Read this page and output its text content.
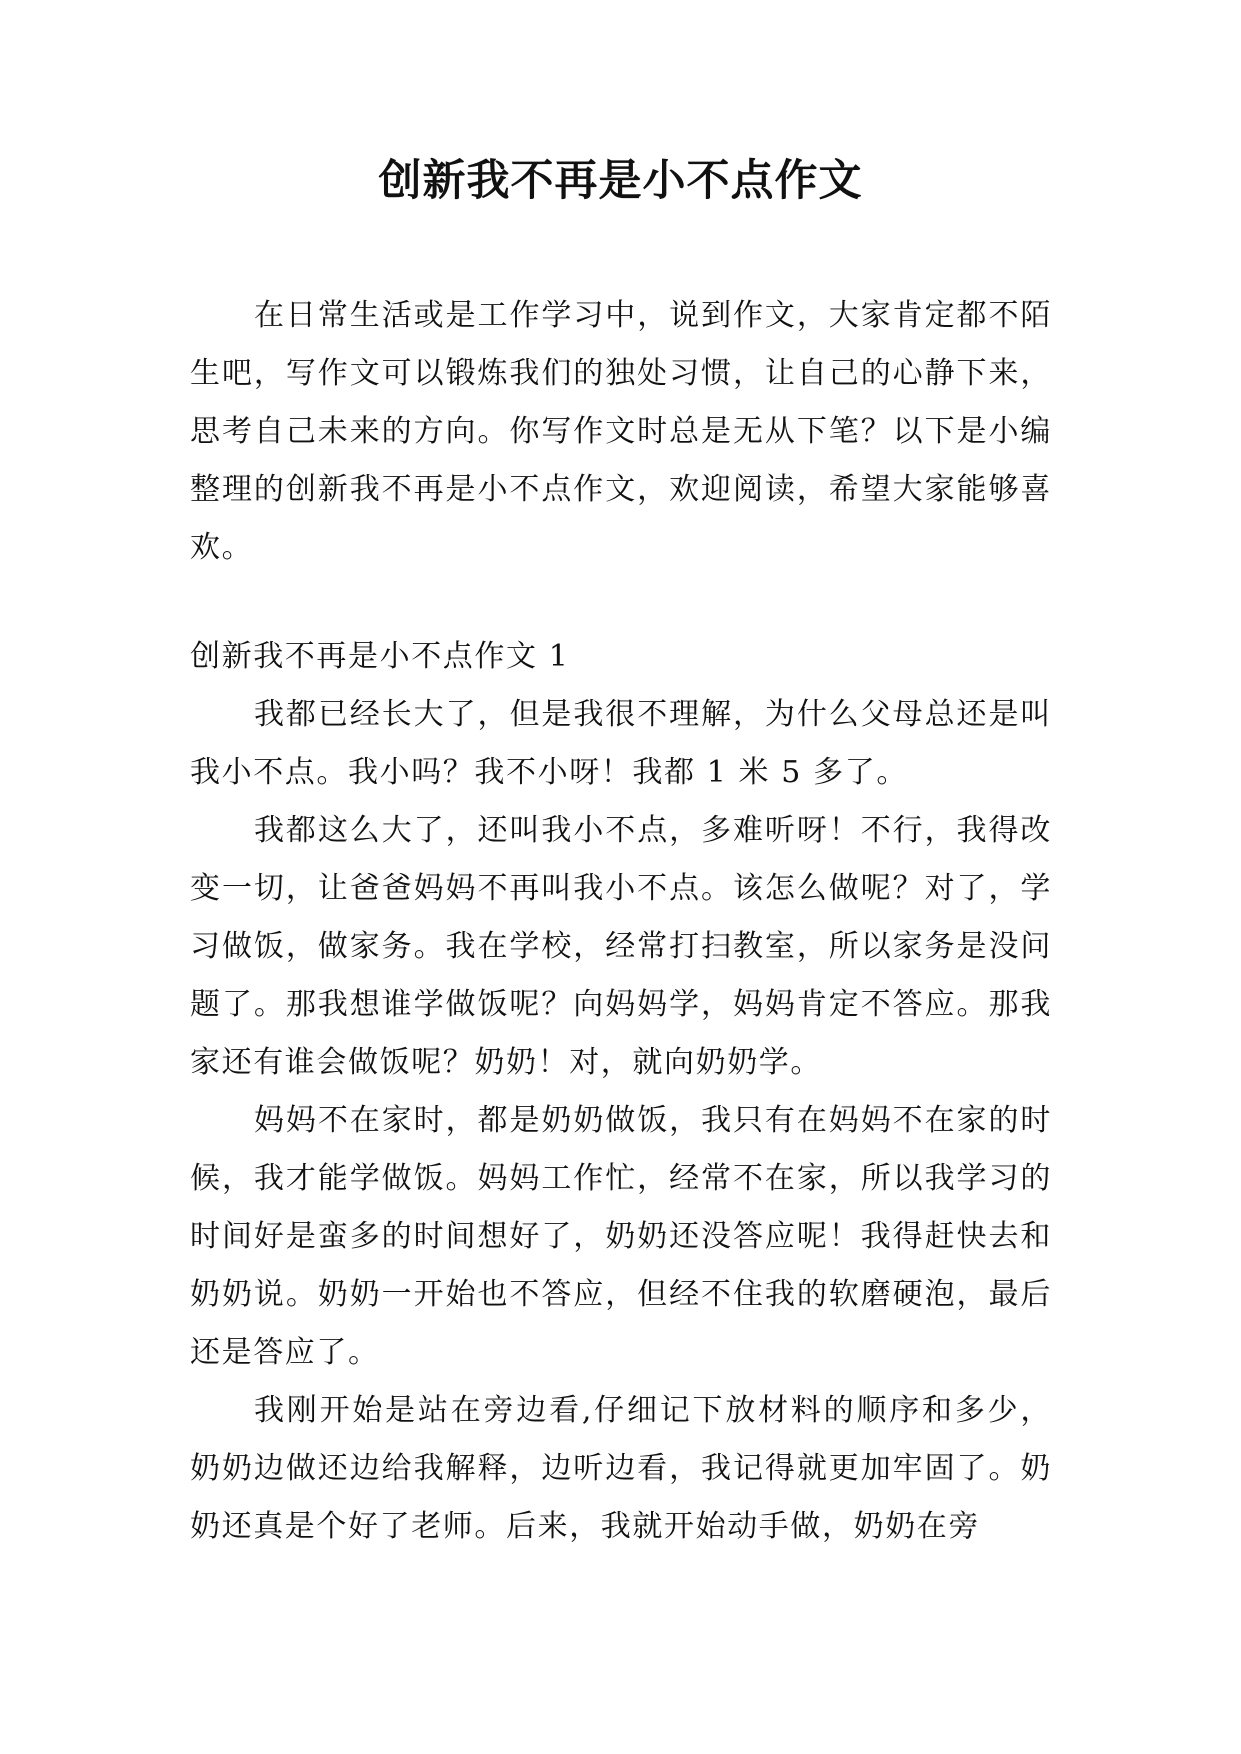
创新我不再是小不点作文

在日常生活或是工作学习中，说到作文，大家肯定都不陌生吧，写作文可以锻炼我们的独处习惯，让自己的心静下来，思考自己未来的方向。你写作文时总是无从下笔？以下是小编整理的创新我不再是小不点作文，欢迎阅读，希望大家能够喜欢。

创新我不再是小不点作文 1

我都已经长大了，但是我很不理解，为什么父母总还是叫我小不点。我小吗？我不小呀！我都 1 米 5 多了。

我都这么大了，还叫我小不点，多难听呀！不行，我得改变一切，让爸爸妈妈不再叫我小不点。该怎么做呢？对了，学习做饭，做家务。我在学校，经常打扫教室，所以家务是没问题了。那我想谁学做饭呢？向妈妈学，妈妈肯定不答应。那我家还有谁会做饭呢？奶奶！对，就向奶奶学。

妈妈不在家时，都是奶奶做饭，我只有在妈妈不在家的时候，我才能学做饭。妈妈工作忙，经常不在家，所以我学习的时间好是蛮多的时间想好了，奶奶还没答应呢！我得赶快去和奶奶说。奶奶一开始也不答应，但经不住我的软磨硬泡，最后还是答应了。

我刚开始是站在旁边看,仔细记下放材料的顺序和多少，奶奶边做还边给我解释，边听边看，我记得就更加牢固了。奶奶还真是个好了老师。后来，我就开始动手做，奶奶在旁
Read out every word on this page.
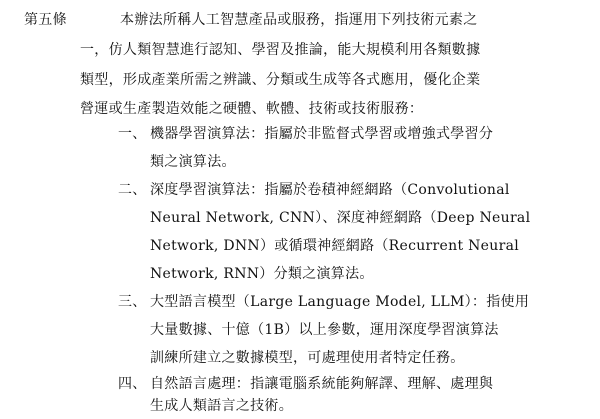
第五條	本辦法所稱人工智慧產品或服務，指運用下列技術元素之
一，仿人類智慧進行認知、學習及推論，能大規模利用各類數據
類型，形成產業所需之辨識、分類或生成等各式應用，優化企業
營運或生產製造效能之硬體、軟體、技術或技術服務：
一、 機器學習演算法：指屬於非監督式學習或增強式學習分
類之演算法。
二、 深度學習演算法：指屬於卷積神經網路（Convolutional
Neural Network, CNN）、深度神經網路（Deep Neural
Network, DNN）或循環神經網路（Recurrent Neural
Network, RNN）分類之演算法。
三、 大型語言模型（Large Language Model, LLM）：指使用
大量數據、十億（1B）以上參數，運用深度學習演算法
訓練所建立之數據模型，可處理使用者特定任務。
四、 自然語言處理：指讓電腦系統能夠解譯、理解、處理與
生成人類語言之技術。
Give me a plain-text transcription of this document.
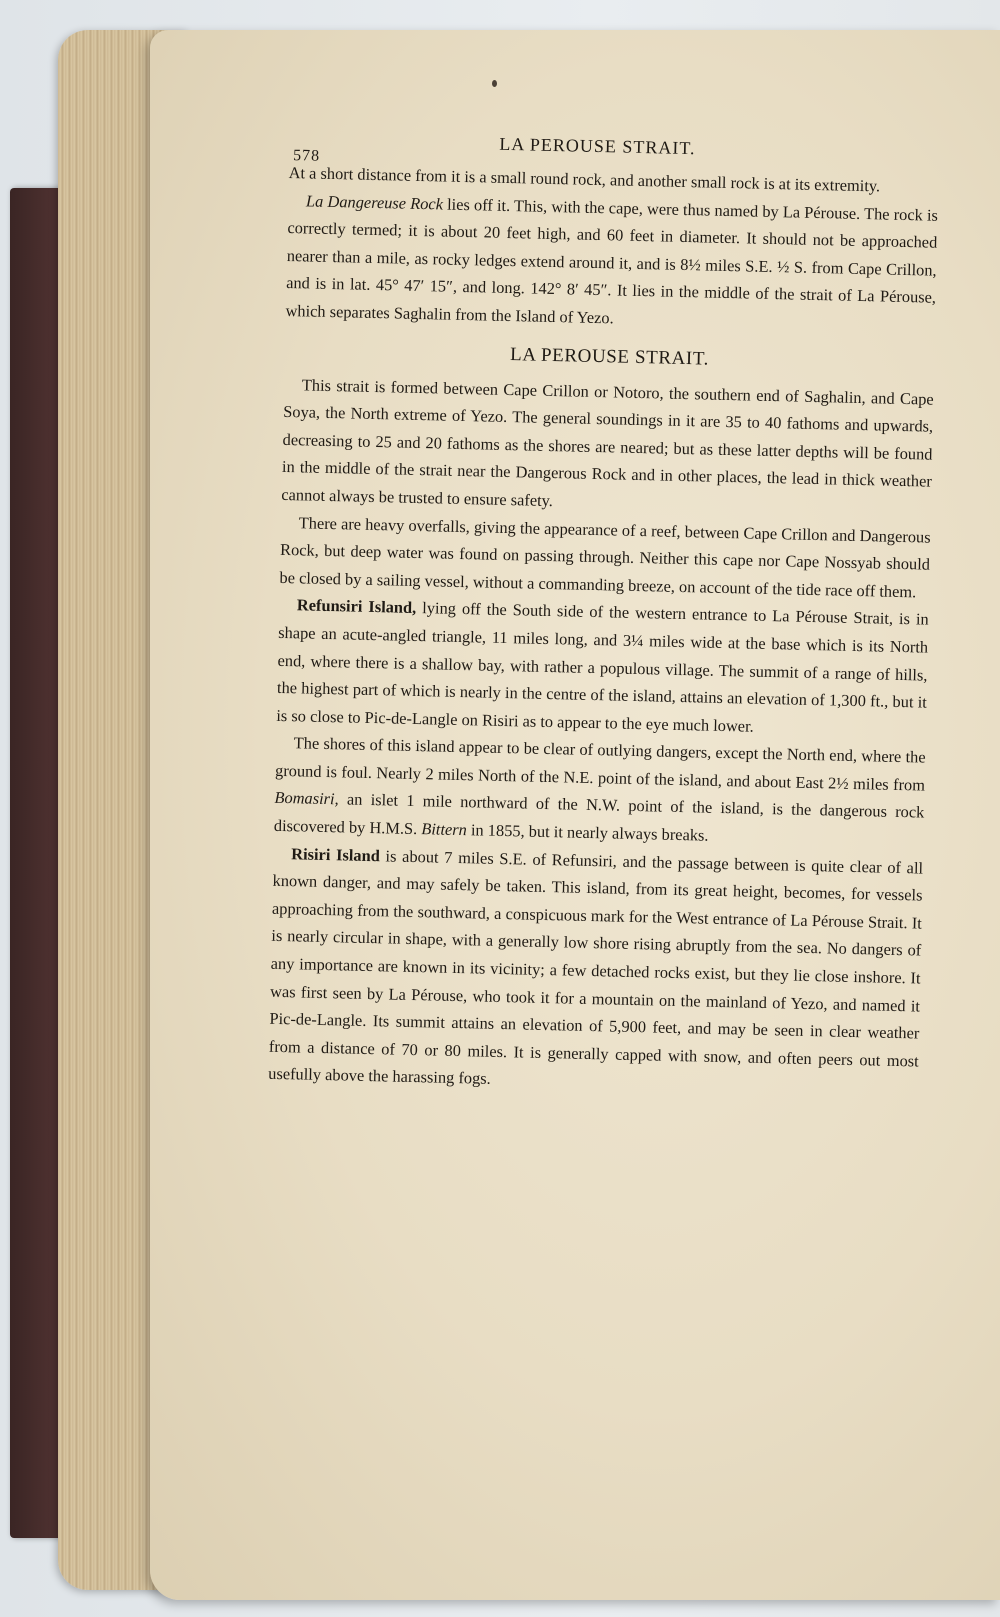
578	LA PEROUSE STRAIT.

At a short distance from it is a small round rock, and another small rock is at its extremity.

La Dangereuse Rock lies off it. This, with the cape, were thus named by La Pérouse. The rock is correctly termed; it is about 20 feet high, and 60 feet in diameter. It should not be approached nearer than a mile, as rocky ledges extend around it, and is 8½ miles S.E. ½ S. from Cape Crillon, and is in lat. 45° 47′ 15″, and long. 142° 8′ 45″. It lies in the middle of the strait of La Pérouse, which separates Saghalin from the Island of Yezo.

LA PEROUSE STRAIT.

This strait is formed between Cape Crillon or Notoro, the southern end of Saghalin, and Cape Soya, the North extreme of Yezo. The general soundings in it are 35 to 40 fathoms and upwards, decreasing to 25 and 20 fathoms as the shores are neared; but as these latter depths will be found in the middle of the strait near the Dangerous Rock and in other places, the lead in thick weather cannot always be trusted to ensure safety.

There are heavy overfalls, giving the appearance of a reef, between Cape Crillon and Dangerous Rock, but deep water was found on passing through. Neither this cape nor Cape Nossyab should be closed by a sailing vessel, without a commanding breeze, on account of the tide race off them.

Refunsiri Island, lying off the South side of the western entrance to La Pérouse Strait, is in shape an acute-angled triangle, 11 miles long, and 3¼ miles wide at the base which is its North end, where there is a shallow bay, with rather a populous village. The summit of a range of hills, the highest part of which is nearly in the centre of the island, attains an elevation of 1,300 ft., but it is so close to Pic-de-Langle on Risiri as to appear to the eye much lower.

The shores of this island appear to be clear of outlying dangers, except the North end, where the ground is foul. Nearly 2 miles North of the N.E. point of the island, and about East 2½ miles from Bomasiri, an islet 1 mile northward of the N.W. point of the island, is the dangerous rock discovered by H.M.S. Bittern in 1855, but it nearly always breaks.

Risiri Island is about 7 miles S.E. of Refunsiri, and the passage between is quite clear of all known danger, and may safely be taken. This island, from its great height, becomes, for vessels approaching from the southward, a conspicuous mark for the West entrance of La Pérouse Strait. It is nearly circular in shape, with a generally low shore rising abruptly from the sea. No dangers of any importance are known in its vicinity; a few detached rocks exist, but they lie close inshore. It was first seen by La Pérouse, who took it for a mountain on the mainland of Yezo, and named it Pic-de-Langle. Its summit attains an elevation of 5,900 feet, and may be seen in clear weather from a distance of 70 or 80 miles. It is generally capped with snow, and often peers out most usefully above the harassing fogs.
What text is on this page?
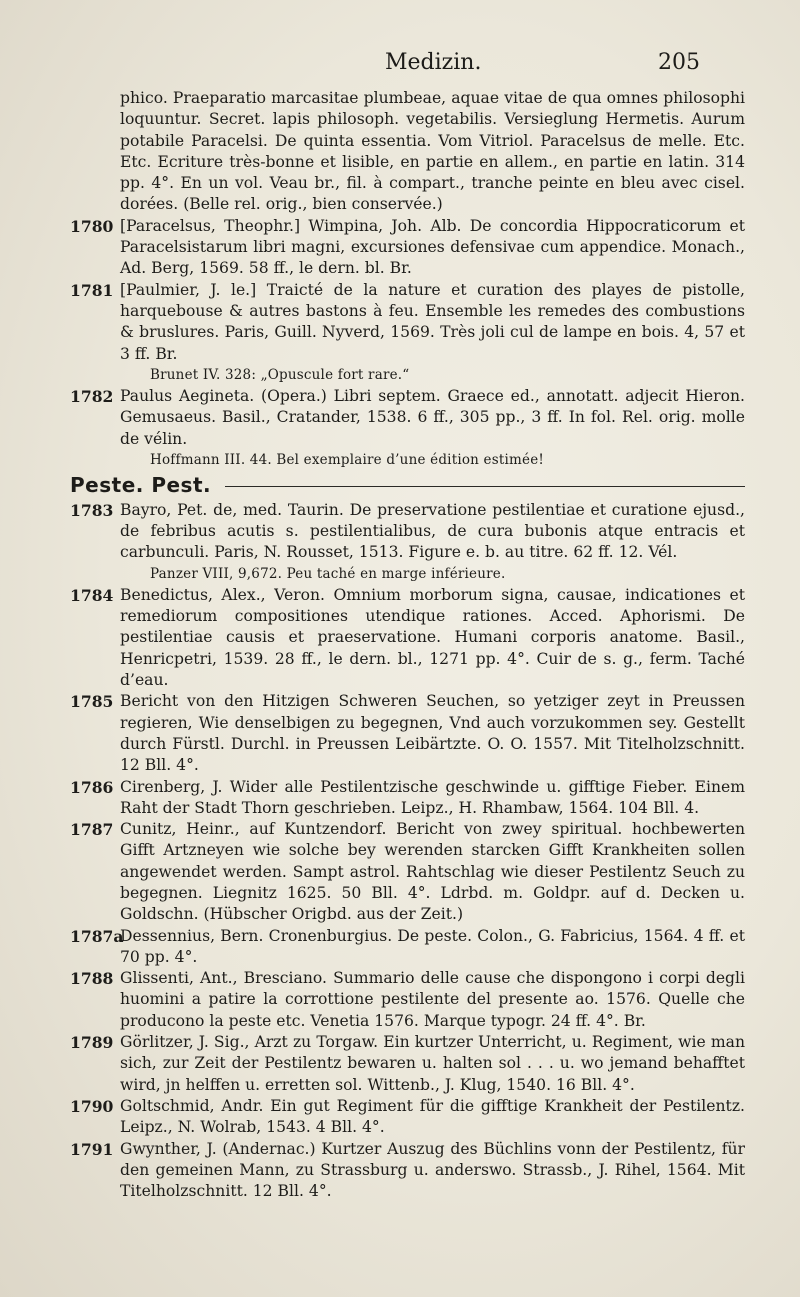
Medizin.	205

phico. Praeparatio marcasitae plumbeae, aquae vitae de qua omnes philosophi loquuntur. Secret. lapis philosoph. vegetabilis. Versieglung Hermetis. Aurum potabile Paracelsi. De quinta essentia. Vom Vitriol. Paracelsus de melle. Etc. Etc. Ecriture très-bonne et lisible, en partie en allem., en partie en latin. 314 pp. 4°. En un vol. Veau br., fil. à compart., tranche peinte en bleu avec cisel. dorées. (Belle rel. orig., bien conservée.)

1780 [Paracelsus, Theophr.] Wimpina, Joh. Alb. De concordia Hippocraticorum et Paracelsistarum libri magni, excursiones defensivae cum appendice. Monach., Ad. Berg, 1569. 58 ff., le dern. bl. Br.

1781 [Paulmier, J. le.] Traicté de la nature et curation des playes de pistolle, harquebouse & autres bastons à feu. Ensemble les remedes des combustions & bruslures. Paris, Guill. Nyverd, 1569. Très joli cul de lampe en bois. 4, 57 et 3 ff. Br.
Brunet IV. 328: „Opuscule fort rare.“

1782 Paulus Aegineta. (Opera.) Libri septem. Graece ed., annotatt. adjecit Hieron. Gemusaeus. Basil., Cratander, 1538. 6 ff., 305 pp., 3 ff. In fol. Rel. orig. molle de vélin.
Hoffmann III. 44. Bel exemplaire d’une édition estimée!

Peste. Pest.

1783 Bayro, Pet. de, med. Taurin. De preservatione pestilentiae et curatione ejusd., de febribus acutis s. pestilentialibus, de cura bubonis atque entracis et carbunculi. Paris, N. Rousset, 1513. Figure e. b. au titre. 62 ff. 12. Vél.
Panzer VIII, 9,672. Peu taché en marge inférieure.

1784 Benedictus, Alex., Veron. Omnium morborum signa, causae, indicationes et remediorum compositiones utendique rationes. Acced. Aphorismi. De pestilentiae causis et praeservatione. Humani corporis anatome. Basil., Henricpetri, 1539. 28 ff., le dern. bl., 1271 pp. 4°. Cuir de s. g., ferm. Taché d’eau.

1785 Bericht von den Hitzigen Schweren Seuchen, so yetziger zeyt in Preussen regieren, Wie denselbigen zu begegnen, Vnd auch vorzukommen sey. Gestellt durch Fürstl. Durchl. in Preussen Leibärtzte. O. O. 1557. Mit Titelholzschnitt. 12 Bll. 4°.

1786 Cirenberg, J. Wider alle Pestilentzische geschwinde u. gifftige Fieber. Einem Raht der Stadt Thorn geschrieben. Leipz., H. Rhambaw, 1564. 104 Bll. 4.

1787 Cunitz, Heinr., auf Kuntzendorf. Bericht von zwey spiritual. hochbewerten Gifft Artzneyen wie solche bey werenden starcken Gifft Krankheiten sollen angewendet werden. Sampt astrol. Rahtschlag wie dieser Pestilentz Seuch zu begegnen. Liegnitz 1625. 50 Bll. 4°. Ldrbd. m. Goldpr. auf d. Decken u. Goldschn. (Hübscher Origbd. aus der Zeit.)

1787a
Dessennius, Bern. Cronenburgius. De peste. Colon., G. Fabricius, 1564. 4 ff. et 70 pp. 4°.

1788 Glissenti, Ant., Bresciano. Summario delle cause che dispongono i corpi degli huomini a patire la corrottione pestilente del presente ao. 1576. Quelle che producono la peste etc. Venetia 1576. Marque typogr. 24 ff. 4°. Br.

1789 Görlitzer, J. Sig., Arzt zu Torgaw. Ein kurtzer Unterricht, u. Regiment, wie man sich, zur Zeit der Pestilentz bewaren u. halten sol . . . u. wo jemand behafftet wird, jn helffen u. erretten sol. Wittenb., J. Klug, 1540. 16 Bll. 4°.

1790 Goltschmid, Andr. Ein gut Regiment für die gifftige Krankheit der Pestilentz. Leipz., N. Wolrab, 1543. 4 Bll. 4°.

1791 Gwynther, J. (Andernac.) Kurtzer Auszug des Büchlins vonn der Pestilentz, für den gemeinen Mann, zu Strassburg u. anderswo. Strassb., J. Rihel, 1564. Mit Titelholzschnitt. 12 Bll. 4°.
==*==
Only lines with "elevation" are wanted here; list each of them.

CORRECT RESPONSE >>
Refunsiri Island, lying off the South side of the western entrance to La Pérouse Strait, is in shape an acute-angled triangle, 11 miles long, and 3¼ miles wide at the base which is its North end, where there is a shallow bay, with rather a populous village. The summit of a range of hills, the highest part of which is nearly in the centre of the island, attains an elevation of 1,300 ft., but it is so close to Pic-de-Langle on Risiri as to appear to the eye much lower.
Risiri Island is about 7 miles S.E. of Refunsiri, and the passage between is quite clear of all known danger, and may safely be taken. This island, from its great height, becomes, for vessels approaching from the southward, a conspicuous mark for the West entrance of La Pérouse Strait. It is nearly circular in shape, with a generally low shore rising abruptly from the sea. No dangers of any importance are known in its vicinity; a few detached rocks exist, but they lie close inshore. It was first seen by La Pérouse, who took it for a mountain on the mainland of Yezo, and named it Pic-de-Langle. Its summit attains an elevation of 5,900 feet, and may be seen in clear weather from a distance of 70 or 80 miles. It is generally capped with snow, and often peers out most usefully above the harassing fogs.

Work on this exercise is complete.